Extracted data —
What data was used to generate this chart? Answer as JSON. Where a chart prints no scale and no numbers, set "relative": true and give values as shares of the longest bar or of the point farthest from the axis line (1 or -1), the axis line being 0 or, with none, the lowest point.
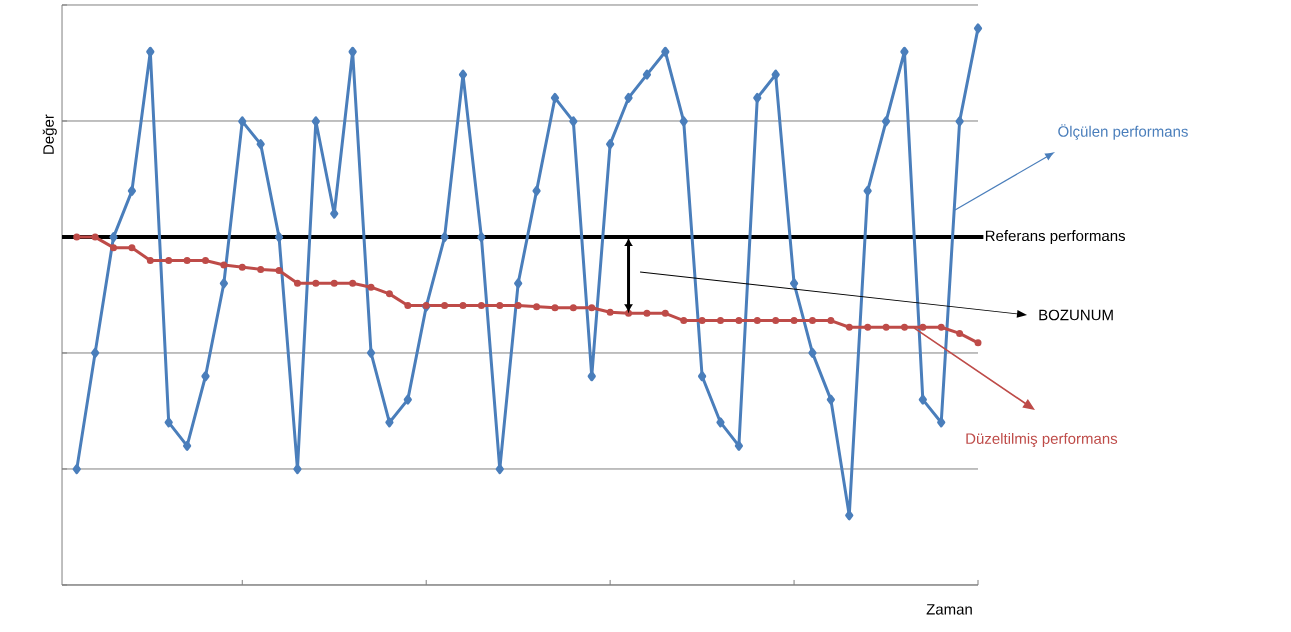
{
  "chart_data": {
    "type": "line",
    "relative": true,
    "xlabel": "Zaman",
    "ylabel": "Değer",
    "categories": [
      null,
      null,
      null,
      null,
      null,
      null,
      null,
      null,
      null,
      null,
      null,
      null,
      null,
      null,
      null,
      null,
      null,
      null,
      null,
      null,
      null,
      null,
      null,
      null,
      null,
      null,
      null,
      null,
      null,
      null,
      null,
      null,
      null,
      null,
      null,
      null,
      null,
      null,
      null,
      null,
      null,
      null,
      null,
      null,
      null,
      null,
      null,
      null,
      null,
      null
    ],
    "series": [
      {
        "name": "Ölçülen performans",
        "color": "#4a7ebb",
        "marker": "diamond",
        "values": [
          0.208,
          0.417,
          0.625,
          0.708,
          0.958,
          0.292,
          0.25,
          0.375,
          0.542,
          0.833,
          0.792,
          0.625,
          0.208,
          0.833,
          0.667,
          0.958,
          0.417,
          0.292,
          0.333,
          0.5,
          0.625,
          0.917,
          0.625,
          0.208,
          0.542,
          0.708,
          0.875,
          0.833,
          0.375,
          0.792,
          0.875,
          0.917,
          0.958,
          0.833,
          0.375,
          0.292,
          0.25,
          0.875,
          0.917,
          0.542,
          0.417,
          0.333,
          0.125,
          0.708,
          0.833,
          0.958,
          0.333,
          0.292,
          0.833,
          1
        ]
      },
      {
        "name": "Düzeltilmiş performans",
        "color": "#be4b48",
        "marker": "circle",
        "values": [
          0.625,
          0.625,
          0.606,
          0.606,
          0.583,
          0.583,
          0.583,
          0.583,
          0.575,
          0.571,
          0.567,
          0.565,
          0.542,
          0.542,
          0.542,
          0.542,
          0.535,
          0.523,
          0.502,
          0.502,
          0.502,
          0.502,
          0.502,
          0.502,
          0.502,
          0.5,
          0.498,
          0.498,
          0.498,
          0.49,
          0.488,
          0.488,
          0.488,
          0.475,
          0.475,
          0.475,
          0.475,
          0.475,
          0.475,
          0.475,
          0.475,
          0.475,
          0.463,
          0.463,
          0.463,
          0.463,
          0.463,
          0.463,
          0.452,
          0.435
        ]
      }
    ],
    "ref_lines": [
      {
        "axis": "y",
        "value": 0.625,
        "label": "Referans performans",
        "color": "#000000"
      }
    ],
    "annotations": [
      "BOZUNUM"
    ],
    "grid": "y",
    "tick_labels": false,
    "line_style": "solid"
  }
}
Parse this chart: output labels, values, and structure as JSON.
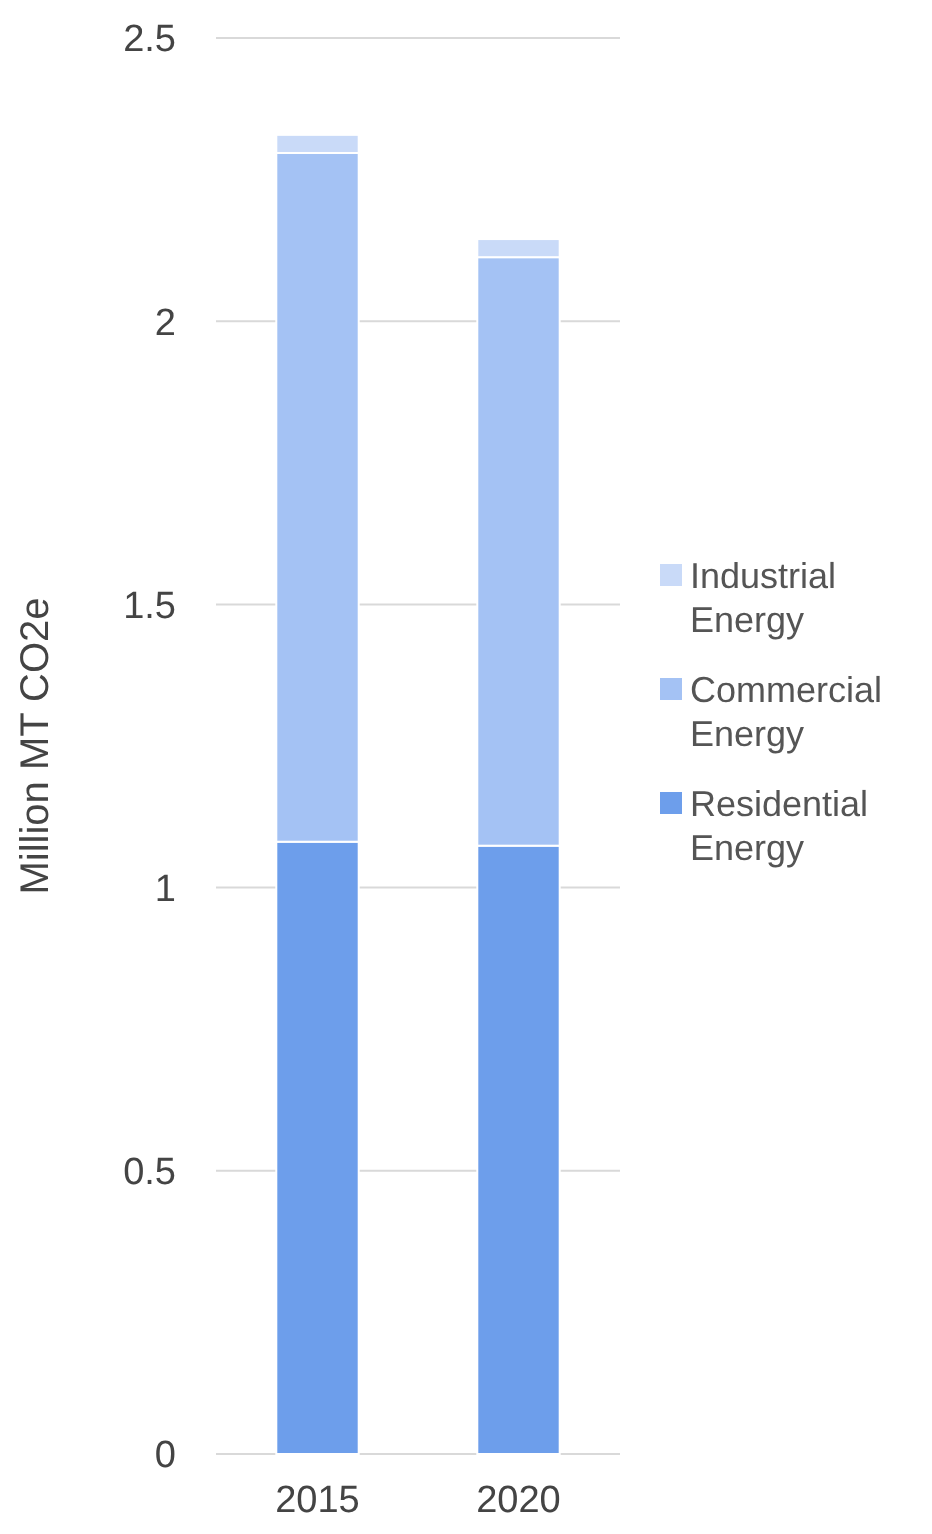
{
  "chart_data": {
    "type": "bar",
    "stacked": true,
    "ylabel": "Million MT CO2e",
    "categories": [
      "2015",
      "2020"
    ],
    "series": [
      {
        "name": "Residential Energy",
        "color": "#6d9eeb",
        "values": [
          1.081,
          1.074
        ]
      },
      {
        "name": "Commercial Energy",
        "color": "#a4c2f4",
        "values": [
          1.216,
          1.039
        ]
      },
      {
        "name": "Industrial Energy",
        "color": "#c9daf8",
        "values": [
          0.032,
          0.032
        ]
      }
    ],
    "ylim": [
      0,
      2.5
    ],
    "yticks": [
      0,
      0.5,
      1,
      1.5,
      2,
      2.5
    ],
    "grid": "y",
    "legend": "right"
  }
}
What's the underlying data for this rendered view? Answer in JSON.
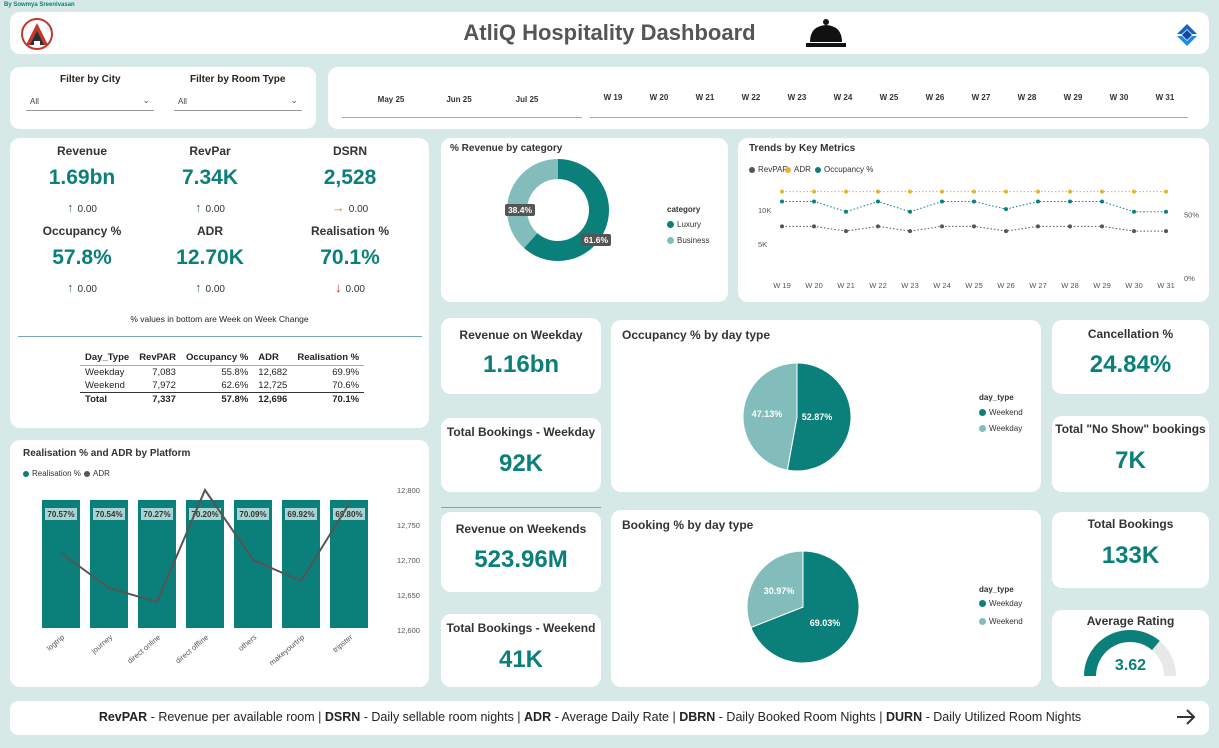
{
  "credit": "By Sowmya Sreenivasan",
  "title": "AtliQ Hospitality Dashboard",
  "colors": {
    "teal": "#0b7f7a",
    "light_teal": "#82bdbb",
    "gold": "#e6b32e",
    "gray_line": "#555555",
    "up": "#2e7d32",
    "down": "#c62828",
    "flat": "#d3862a"
  },
  "filters": {
    "city": {
      "label": "Filter by City",
      "value": "All"
    },
    "room_type": {
      "label": "Filter by Room Type",
      "value": "All"
    }
  },
  "months": [
    "May 25",
    "Jun 25",
    "Jul 25"
  ],
  "weeks": [
    "W 19",
    "W 20",
    "W 21",
    "W 22",
    "W 23",
    "W 24",
    "W 25",
    "W 26",
    "W 27",
    "W 28",
    "W 29",
    "W 30",
    "W 31"
  ],
  "kpis": [
    {
      "title": "Revenue",
      "value": "1.69bn",
      "change": "0.00",
      "dir": "up",
      "arrow_icon": "arrow-up-icon"
    },
    {
      "title": "RevPar",
      "value": "7.34K",
      "change": "0.00",
      "dir": "up",
      "arrow_icon": "arrow-up-icon"
    },
    {
      "title": "DSRN",
      "value": "2,528",
      "change": "0.00",
      "dir": "flat",
      "arrow_icon": "arrow-right-icon"
    },
    {
      "title": "Occupancy %",
      "value": "57.8%",
      "change": "0.00",
      "dir": "up",
      "arrow_icon": "arrow-up-icon"
    },
    {
      "title": "ADR",
      "value": "12.70K",
      "change": "0.00",
      "dir": "up",
      "arrow_icon": "arrow-up-icon"
    },
    {
      "title": "Realisation %",
      "value": "70.1%",
      "change": "0.00",
      "dir": "down",
      "arrow_icon": "arrow-down-icon"
    }
  ],
  "kpi_note": "% values in bottom are Week on Week Change",
  "day_table": {
    "headers": [
      "Day_Type",
      "RevPAR",
      "Occupancy %",
      "ADR",
      "Realisation %"
    ],
    "rows": [
      [
        "Weekday",
        "7,083",
        "55.8%",
        "12,682",
        "69.9%"
      ],
      [
        "Weekend",
        "7,972",
        "62.6%",
        "12,725",
        "70.6%"
      ]
    ],
    "total": [
      "Total",
      "7,337",
      "57.8%",
      "12,696",
      "70.1%"
    ]
  },
  "revenue_category": {
    "title": "% Revenue by category",
    "legend_title": "category",
    "slices": [
      {
        "name": "Luxury",
        "label": "61.6%",
        "value": 61.6
      },
      {
        "name": "Business",
        "label": "38.4%",
        "value": 38.4
      }
    ]
  },
  "trends": {
    "title": "Trends by Key Metrics",
    "legend": [
      "RevPAR",
      "ADR",
      "Occupancy %"
    ],
    "left_ticks": [
      "10K",
      "5K"
    ],
    "right_ticks": [
      "50%",
      "0%"
    ]
  },
  "weekday_revenue": {
    "title": "Revenue on Weekday",
    "value": "1.16bn"
  },
  "weekday_bookings": {
    "title": "Total Bookings - Weekday",
    "value": "92K"
  },
  "weekend_revenue": {
    "title": "Revenue on Weekends",
    "value": "523.96M"
  },
  "weekend_bookings": {
    "title": "Total Bookings - Weekend",
    "value": "41K"
  },
  "occupancy_day": {
    "title": "Occupancy % by day type",
    "legend_title": "day_type",
    "slices": [
      {
        "name": "Weekend",
        "label": "52.87%",
        "value": 52.87
      },
      {
        "name": "Weekday",
        "label": "47.13%",
        "value": 47.13
      }
    ]
  },
  "booking_day": {
    "title": "Booking % by day type",
    "legend_title": "day_type",
    "slices": [
      {
        "name": "Weekday",
        "label": "69.03%",
        "value": 69.03
      },
      {
        "name": "Weekend",
        "label": "30.97%",
        "value": 30.97
      }
    ]
  },
  "cancellation": {
    "title": "Cancellation %",
    "value": "24.84%"
  },
  "no_show": {
    "title": "Total \"No Show\" bookings",
    "value": "7K"
  },
  "total_bookings": {
    "title": "Total Bookings",
    "value": "133K"
  },
  "rating": {
    "title": "Average Rating",
    "value": "3.62",
    "score": 3.62,
    "max": 5
  },
  "platform_chart": {
    "title": "Realisation % and ADR by Platform",
    "legend": [
      "Realisation %",
      "ADR"
    ],
    "y2_ticks": [
      "12,800",
      "12,750",
      "12,700",
      "12,650",
      "12,600"
    ]
  },
  "chart_data": [
    {
      "type": "pie",
      "title": "% Revenue by category",
      "categories": [
        "Luxury",
        "Business"
      ],
      "values": [
        61.6,
        38.4
      ]
    },
    {
      "type": "line",
      "title": "Trends by Key Metrics",
      "x": [
        "W 19",
        "W 20",
        "W 21",
        "W 22",
        "W 23",
        "W 24",
        "W 25",
        "W 26",
        "W 27",
        "W 28",
        "W 29",
        "W 30",
        "W 31"
      ],
      "series": [
        {
          "name": "RevPAR",
          "values": [
            7600,
            7600,
            6900,
            7600,
            6900,
            7600,
            7600,
            6900,
            7600,
            7600,
            7600,
            6900,
            6900
          ]
        },
        {
          "name": "ADR",
          "values": [
            12700,
            12700,
            12700,
            12700,
            12700,
            12700,
            12700,
            12700,
            12700,
            12700,
            12700,
            12700,
            12700
          ]
        },
        {
          "name": "Occupancy %",
          "values": [
            60,
            60,
            52,
            60,
            52,
            60,
            60,
            54,
            60,
            60,
            60,
            52,
            52
          ]
        }
      ],
      "ylim": [
        0,
        15000
      ],
      "y2lim": [
        0,
        80
      ],
      "legend_position": "top-left"
    },
    {
      "type": "bar",
      "title": "Realisation % and ADR by Platform",
      "categories": [
        "logtrip",
        "journey",
        "direct online",
        "direct offline",
        "others",
        "makeyourtrip",
        "tripster"
      ],
      "series": [
        {
          "name": "Realisation %",
          "values": [
            70.57,
            70.54,
            70.27,
            70.2,
            70.09,
            69.92,
            69.8
          ],
          "labels": [
            "70.57%",
            "70.54%",
            "70.27%",
            "70.20%",
            "70.09%",
            "69.92%",
            "69.80%"
          ]
        },
        {
          "name": "ADR",
          "values": [
            12710,
            12660,
            12640,
            12800,
            12700,
            12670,
            12780
          ]
        }
      ],
      "y2lim": [
        12600,
        12800
      ],
      "legend_position": "top-left"
    },
    {
      "type": "pie",
      "title": "Occupancy % by day type",
      "categories": [
        "Weekend",
        "Weekday"
      ],
      "values": [
        52.87,
        47.13
      ]
    },
    {
      "type": "pie",
      "title": "Booking % by day type",
      "categories": [
        "Weekday",
        "Weekend"
      ],
      "values": [
        69.03,
        30.97
      ]
    }
  ],
  "footer": {
    "parts": [
      {
        "term": "RevPAR",
        "desc": " - Revenue per available room | "
      },
      {
        "term": "DSRN",
        "desc": " - Daily sellable room nights | "
      },
      {
        "term": "ADR",
        "desc": " - Average Daily Rate | "
      },
      {
        "term": "DBRN",
        "desc": " - Daily Booked Room Nights | "
      },
      {
        "term": "DURN",
        "desc": " - Daily Utilized Room Nights"
      }
    ]
  }
}
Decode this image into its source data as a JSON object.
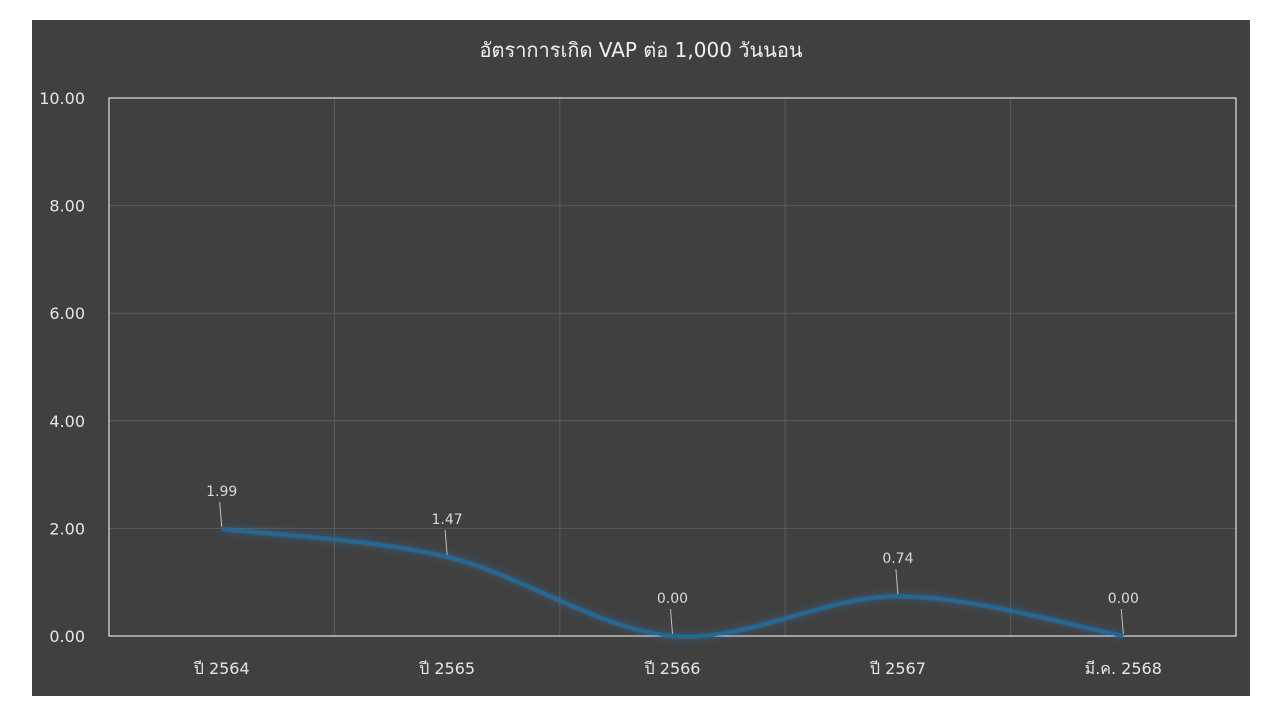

Problem details — Each line in the listing above either holds the string "JSON" or does not; state how many do, giving the number only.

Solution to the problem — 4